Data entries
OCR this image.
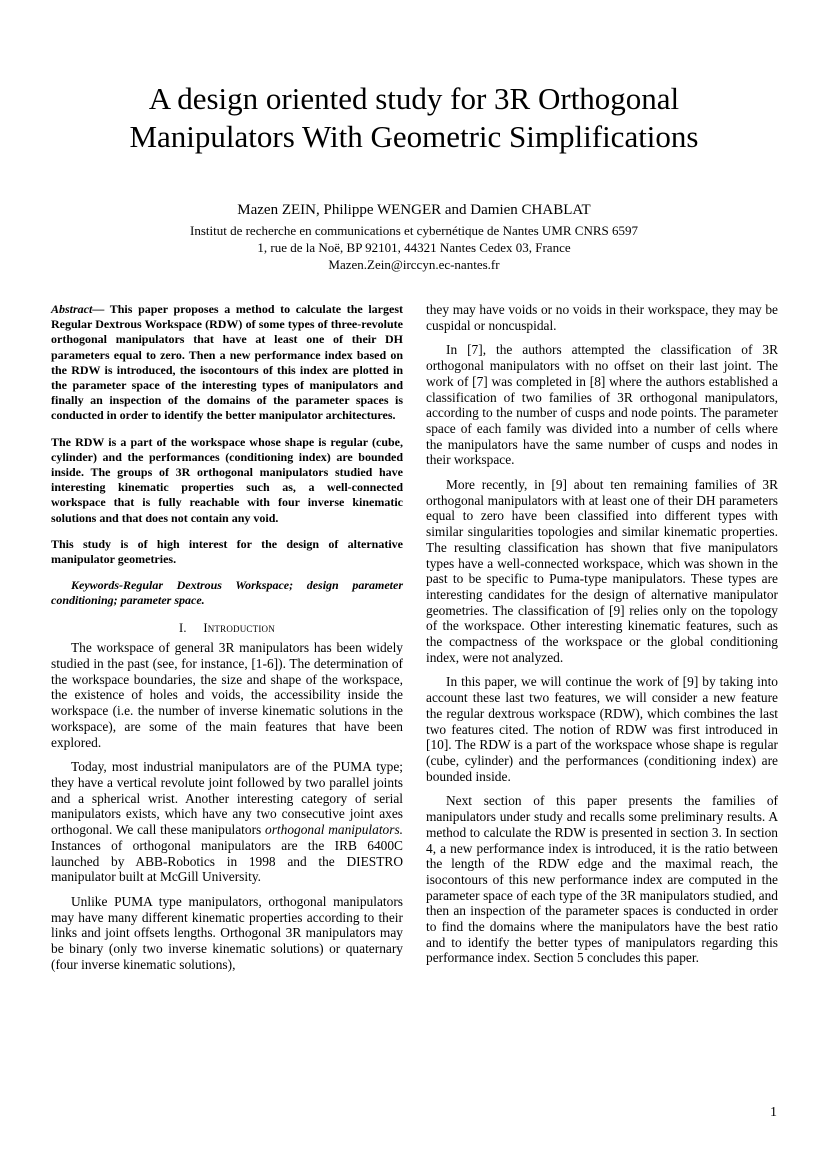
A design oriented study for 3R Orthogonal
Manipulators With Geometric Simplifications
Mazen ZEIN, Philippe WENGER and Damien CHABLAT
Institut de recherche en communications et cybernétique de Nantes UMR CNRS 6597
1, rue de la Noë, BP 92101, 44321 Nantes Cedex 03, France
Mazen.Zein@irccyn.ec-nantes.fr

Abstract— This paper proposes a method to calculate the largest Regular Dextrous Workspace (RDW) of some types of three-revolute orthogonal manipulators that have at least one of their DH parameters equal to zero. Then a new performance index based on the RDW is introduced, the isocontours of this index are plotted in the parameter space of the interesting types of manipulators and finally an inspection of the domains of the parameter spaces is conducted in order to identify the better manipulator architectures.

The RDW is a part of the workspace whose shape is regular (cube, cylinder) and the performances (conditioning index) are bounded inside. The groups of 3R orthogonal manipulators studied have interesting kinematic properties such as, a well-connected workspace that is fully reachable with four inverse kinematic solutions and that does not contain any void.

This study is of high interest for the design of alternative manipulator geometries.

Keywords-Regular Dextrous Workspace; design parameter conditioning; parameter space.

I. Introduction

The workspace of general 3R manipulators has been widely studied in the past (see, for instance, [1-6]). The determination of the workspace boundaries, the size and shape of the workspace, the existence of holes and voids, the accessibility inside the workspace (i.e. the number of inverse kinematic solutions in the workspace), are some of the main features that have been explored.

Today, most industrial manipulators are of the PUMA type; they have a vertical revolute joint followed by two parallel joints and a spherical wrist. Another interesting category of serial manipulators exists, which have any two consecutive joint axes orthogonal. We call these manipulators orthogonal manipulators. Instances of orthogonal manipulators are the IRB 6400C launched by ABB-Robotics in 1998 and the DIESTRO manipulator built at McGill University.

Unlike PUMA type manipulators, orthogonal manipulators may have many different kinematic properties according to their links and joint offsets lengths. Orthogonal 3R manipulators may be binary (only two inverse kinematic solutions) or quaternary (four inverse kinematic solutions),

they may have voids or no voids in their workspace, they may be cuspidal or noncuspidal.

In [7], the authors attempted the classification of 3R orthogonal manipulators with no offset on their last joint. The work of [7] was completed in [8] where the authors established a classification of two families of 3R orthogonal manipulators, according to the number of cusps and node points. The parameter space of each family was divided into a number of cells where the manipulators have the same number of cusps and nodes in their workspace.

More recently, in [9] about ten remaining families of 3R orthogonal manipulators with at least one of their DH parameters equal to zero have been classified into different types with similar singularities topologies and similar kinematic properties. The resulting classification has shown that five manipulators types have a well-connected workspace, which was shown in the past to be specific to Puma-type manipulators. These types are interesting candidates for the design of alternative manipulator geometries. The classification of [9] relies only on the topology of the workspace. Other interesting kinematic features, such as the compactness of the workspace or the global conditioning index, were not analyzed.

In this paper, we will continue the work of [9] by taking into account these last two features, we will consider a new feature the regular dextrous workspace (RDW), which combines the last two features cited. The notion of RDW was first introduced in [10]. The RDW is a part of the workspace whose shape is regular (cube, cylinder) and the performances (conditioning index) are bounded inside.

Next section of this paper presents the families of manipulators under study and recalls some preliminary results. A method to calculate the RDW is presented in section 3. In section 4, a new performance index is introduced, it is the ratio between the length of the RDW edge and the maximal reach, the isocontours of this new performance index are computed in the parameter space of each type of the 3R manipulators studied, and then an inspection of the parameter spaces is conducted in order to find the domains where the manipulators have the best ratio and to identify the better types of manipulators regarding this performance index. Section 5 concludes this paper.

1
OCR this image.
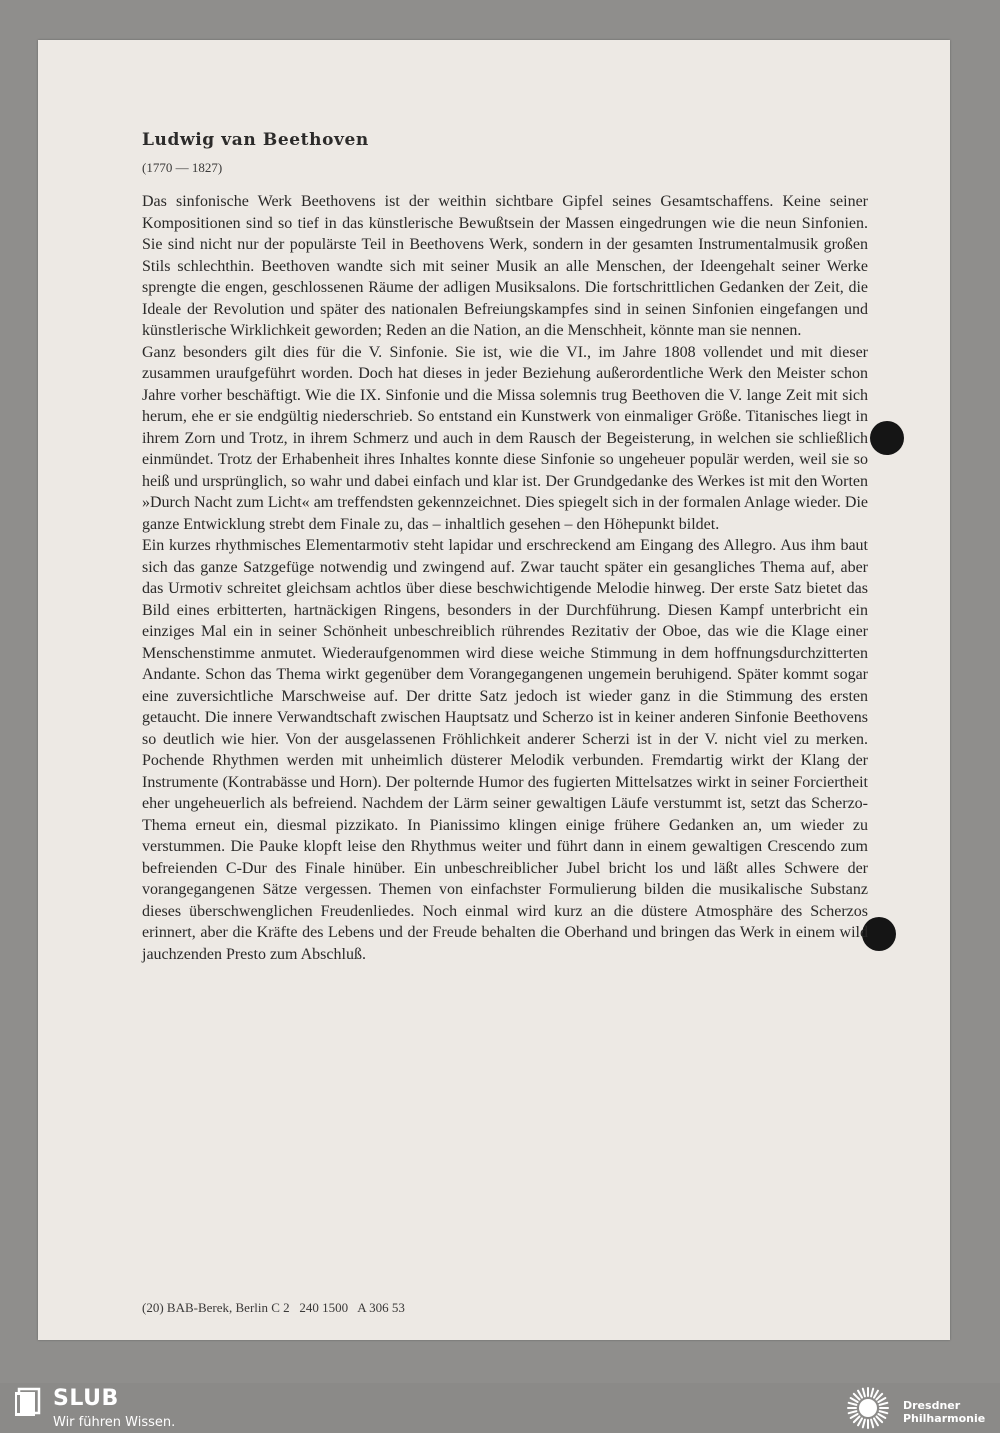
Ludwig van Beethoven
(1770 — 1827)

Das sinfonische Werk Beethovens ist der weithin sichtbare Gipfel seines Gesamtschaffens. Keine seiner Kompositionen sind so tief in das künstlerische Bewußtsein der Massen eingedrungen wie die neun Sinfonien. Sie sind nicht nur der populärste Teil in Beethovens Werk, sondern in der gesamten Instrumentalmusik großen Stils schlechthin. Beethoven wandte sich mit seiner Musik an alle Menschen, der Ideengehalt seiner Werke sprengte die engen, geschlossenen Räume der adligen Musiksalons. Die fortschrittlichen Gedanken der Zeit, die Ideale der Revolution und später des nationalen Befreiungskampfes sind in seinen Sinfonien eingefangen und künstlerische Wirklichkeit geworden; Reden an die Nation, an die Menschheit, könnte man sie nennen.

Ganz besonders gilt dies für die V. Sinfonie. Sie ist, wie die VI., im Jahre 1808 vollendet und mit dieser zusammen uraufgeführt worden. Doch hat dieses in jeder Beziehung außerordentliche Werk den Meister schon Jahre vorher beschäftigt. Wie die IX. Sinfonie und die Missa solemnis trug Beethoven die V. lange Zeit mit sich herum, ehe er sie endgültig niederschrieb. So entstand ein Kunstwerk von einmaliger Größe. Titanisches liegt in ihrem Zorn und Trotz, in ihrem Schmerz und auch in dem Rausch der Begeisterung, in welchen sie schließlich einmündet. Trotz der Erhabenheit ihres Inhaltes konnte diese Sinfonie so ungeheuer populär werden, weil sie so heiß und ursprünglich, so wahr und dabei einfach und klar ist. Der Grundgedanke des Werkes ist mit den Worten »Durch Nacht zum Licht« am treffendsten gekennzeichnet. Dies spiegelt sich in der formalen Anlage wieder. Die ganze Entwicklung strebt dem Finale zu, das – inhaltlich gesehen – den Höhepunkt bildet.

Ein kurzes rhythmisches Elementarmotiv steht lapidar und erschreckend am Eingang des Allegro. Aus ihm baut sich das ganze Satzgefüge notwendig und zwingend auf. Zwar taucht später ein gesangliches Thema auf, aber das Urmotiv schreitet gleichsam achtlos über diese beschwichtigende Melodie hinweg. Der erste Satz bietet das Bild eines erbitterten, hartnäckigen Ringens, besonders in der Durchführung. Diesen Kampf unterbricht ein einziges Mal ein in seiner Schönheit unbeschreiblich rührendes Rezitativ der Oboe, das wie die Klage einer Menschenstimme anmutet. Wiederaufgenommen wird diese weiche Stimmung in dem hoffnungsdurchzitterten Andante. Schon das Thema wirkt gegenüber dem Vorangegangenen ungemein beruhigend. Später kommt sogar eine zuversichtliche Marschweise auf. Der dritte Satz jedoch ist wieder ganz in die Stimmung des ersten getaucht. Die innere Verwandtschaft zwischen Hauptsatz und Scherzo ist in keiner anderen Sinfonie Beethovens so deutlich wie hier. Von der ausgelassenen Fröhlichkeit anderer Scherzi ist in der V. nicht viel zu merken. Pochende Rhythmen werden mit unheimlich düsterer Melodik verbunden. Fremdartig wirkt der Klang der Instrumente (Kontrabässe und Horn). Der polternde Humor des fugierten Mittelsatzes wirkt in seiner Forciertheit eher ungeheuerlich als befreiend. Nachdem der Lärm seiner gewaltigen Läufe verstummt ist, setzt das Scherzo-Thema erneut ein, diesmal pizzikato. In Pianissimo klingen einige frühere Gedanken an, um wieder zu verstummen. Die Pauke klopft leise den Rhythmus weiter und führt dann in einem gewaltigen Crescendo zum befreienden C-Dur des Finale hinüber. Ein unbeschreiblicher Jubel bricht los und läßt alles Schwere der vorangegangenen Sätze vergessen. Themen von einfachster Formulierung bilden die musikalische Substanz dieses überschwenglichen Freudenliedes. Noch einmal wird kurz an die düstere Atmosphäre des Scherzos erinnert, aber die Kräfte des Lebens und der Freude behalten die Oberhand und bringen das Werk in einem wild jauchzenden Presto zum Abschluß.

(20) BAB-Berek, Berlin C 2   240 1500   A 306 53
SLUB
Wir führen Wissen.
Dresdner
Philharmonie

### DIRECTIONS
In the copy, omit the pictures and give every line of the data exactly.

### FINISHED EXERCISE
OCR this image.
A design oriented study for 3R Orthogonal
Manipulators With Geometric Simplifications
Mazen ZEIN, Philippe WENGER and Damien CHABLAT
Institut de recherche en communications et cybernétique de Nantes UMR CNRS 6597
1, rue de la Noë, BP 92101, 44321 Nantes Cedex 03, France
Mazen.Zein@irccyn.ec-nantes.fr

Abstract— This paper proposes a method to calculate the largest Regular Dextrous Workspace (RDW) of some types of three-revolute orthogonal manipulators that have at least one of their DH parameters equal to zero. Then a new performance index based on the RDW is introduced, the isocontours of this index are plotted in the parameter space of the interesting types of manipulators and finally an inspection of the domains of the parameter spaces is conducted in order to identify the better manipulator architectures.

The RDW is a part of the workspace whose shape is regular (cube, cylinder) and the performances (conditioning index) are bounded inside. The groups of 3R orthogonal manipulators studied have interesting kinematic properties such as, a well-connected workspace that is fully reachable with four inverse kinematic solutions and that does not contain any void.

This study is of high interest for the design of alternative manipulator geometries.

Keywords-Regular Dextrous Workspace; design parameter conditioning; parameter space.

I. Introduction

The workspace of general 3R manipulators has been widely studied in the past (see, for instance, [1-6]). The determination of the workspace boundaries, the size and shape of the workspace, the existence of holes and voids, the accessibility inside the workspace (i.e. the number of inverse kinematic solutions in the workspace), are some of the main features that have been explored.

Today, most industrial manipulators are of the PUMA type; they have a vertical revolute joint followed by two parallel joints and a spherical wrist. Another interesting category of serial manipulators exists, which have any two consecutive joint axes orthogonal. We call these manipulators orthogonal manipulators. Instances of orthogonal manipulators are the IRB 6400C launched by ABB-Robotics in 1998 and the DIESTRO manipulator built at McGill University.

Unlike PUMA type manipulators, orthogonal manipulators may have many different kinematic properties according to their links and joint offsets lengths. Orthogonal 3R manipulators may be binary (only two inverse kinematic solutions) or quaternary (four inverse kinematic solutions),

they may have voids or no voids in their workspace, they may be cuspidal or noncuspidal.

In [7], the authors attempted the classification of 3R orthogonal manipulators with no offset on their last joint. The work of [7] was completed in [8] where the authors established a classification of two families of 3R orthogonal manipulators, according to the number of cusps and node points. The parameter space of each family was divided into a number of cells where the manipulators have the same number of cusps and nodes in their workspace.

More recently, in [9] about ten remaining families of 3R orthogonal manipulators with at least one of their DH parameters equal to zero have been classified into different types with similar singularities topologies and similar kinematic properties. The resulting classification has shown that five manipulators types have a well-connected workspace, which was shown in the past to be specific to Puma-type manipulators. These types are interesting candidates for the design of alternative manipulator geometries. The classification of [9] relies only on the topology of the workspace. Other interesting kinematic features, such as the compactness of the workspace or the global conditioning index, were not analyzed.

In this paper, we will continue the work of [9] by taking into account these last two features, we will consider a new feature the regular dextrous workspace (RDW), which combines the last two features cited. The notion of RDW was first introduced in [10]. The RDW is a part of the workspace whose shape is regular (cube, cylinder) and the performances (conditioning index) are bounded inside.

Next section of this paper presents the families of manipulators under study and recalls some preliminary results. A method to calculate the RDW is presented in section 3. In section 4, a new performance index is introduced, it is the ratio between the length of the RDW edge and the maximal reach, the isocontours of this new performance index are computed in the parameter space of each type of the 3R manipulators studied, and then an inspection of the parameter spaces is conducted in order to find the domains where the manipulators have the best ratio and to identify the better types of manipulators regarding this performance index. Section 5 concludes this paper.

1
OCR this image.
Ludwig van Beethoven
(1770 — 1827)

Das sinfonische Werk Beethovens ist der weithin sichtbare Gipfel seines Gesamtschaffens. Keine seiner Kompositionen sind so tief in das künstlerische Bewußtsein der Massen eingedrungen wie die neun Sinfonien. Sie sind nicht nur der populärste Teil in Beethovens Werk, sondern in der gesamten Instrumentalmusik großen Stils schlechthin. Beethoven wandte sich mit seiner Musik an alle Menschen, der Ideengehalt seiner Werke sprengte die engen, geschlossenen Räume der adligen Musiksalons. Die fortschrittlichen Gedanken der Zeit, die Ideale der Revolution und später des nationalen Befreiungskampfes sind in seinen Sinfonien eingefangen und künstlerische Wirklichkeit geworden; Reden an die Nation, an die Menschheit, könnte man sie nennen.

Ganz besonders gilt dies für die V. Sinfonie. Sie ist, wie die VI., im Jahre 1808 vollendet und mit dieser zusammen uraufgeführt worden. Doch hat dieses in jeder Beziehung außerordentliche Werk den Meister schon Jahre vorher beschäftigt. Wie die IX. Sinfonie und die Missa solemnis trug Beethoven die V. lange Zeit mit sich herum, ehe er sie endgültig niederschrieb. So entstand ein Kunstwerk von einmaliger Größe. Titanisches liegt in ihrem Zorn und Trotz, in ihrem Schmerz und auch in dem Rausch der Begeisterung, in welchen sie schließlich einmündet. Trotz der Erhabenheit ihres Inhaltes konnte diese Sinfonie so ungeheuer populär werden, weil sie so heiß und ursprünglich, so wahr und dabei einfach und klar ist. Der Grundgedanke des Werkes ist mit den Worten »Durch Nacht zum Licht« am treffendsten gekennzeichnet. Dies spiegelt sich in der formalen Anlage wieder. Die ganze Entwicklung strebt dem Finale zu, das – inhaltlich gesehen – den Höhepunkt bildet.

Ein kurzes rhythmisches Elementarmotiv steht lapidar und erschreckend am Eingang des Allegro. Aus ihm baut sich das ganze Satzgefüge notwendig und zwingend auf. Zwar taucht später ein gesangliches Thema auf, aber das Urmotiv schreitet gleichsam achtlos über diese beschwichtigende Melodie hinweg. Der erste Satz bietet das Bild eines erbitterten, hartnäckigen Ringens, besonders in der Durchführung. Diesen Kampf unterbricht ein einziges Mal ein in seiner Schönheit unbeschreiblich rührendes Rezitativ der Oboe, das wie die Klage einer Menschenstimme anmutet. Wiederaufgenommen wird diese weiche Stimmung in dem hoffnungsdurchzitterten Andante. Schon das Thema wirkt gegenüber dem Vorangegangenen ungemein beruhigend. Später kommt sogar eine zuversichtliche Marschweise auf. Der dritte Satz jedoch ist wieder ganz in die Stimmung des ersten getaucht. Die innere Verwandtschaft zwischen Hauptsatz und Scherzo ist in keiner anderen Sinfonie Beethovens so deutlich wie hier. Von der ausgelassenen Fröhlichkeit anderer Scherzi ist in der V. nicht viel zu merken. Pochende Rhythmen werden mit unheimlich düsterer Melodik verbunden. Fremdartig wirkt der Klang der Instrumente (Kontrabässe und Horn). Der polternde Humor des fugierten Mittelsatzes wirkt in seiner Forciertheit eher ungeheuerlich als befreiend. Nachdem der Lärm seiner gewaltigen Läufe verstummt ist, setzt das Scherzo-Thema erneut ein, diesmal pizzikato. In Pianissimo klingen einige frühere Gedanken an, um wieder zu verstummen. Die Pauke klopft leise den Rhythmus weiter und führt dann in einem gewaltigen Crescendo zum befreienden C-Dur des Finale hinüber. Ein unbeschreiblicher Jubel bricht los und läßt alles Schwere der vorangegangenen Sätze vergessen. Themen von einfachster Formulierung bilden die musikalische Substanz dieses überschwenglichen Freudenliedes. Noch einmal wird kurz an die düstere Atmosphäre des Scherzos erinnert, aber die Kräfte des Lebens und der Freude behalten die Oberhand und bringen das Werk in einem wild jauchzenden Presto zum Abschluß.

(20) BAB-Berek, Berlin C 2   240 1500   A 306 53
SLUB
Wir führen Wissen.
Dresdner
Philharmonie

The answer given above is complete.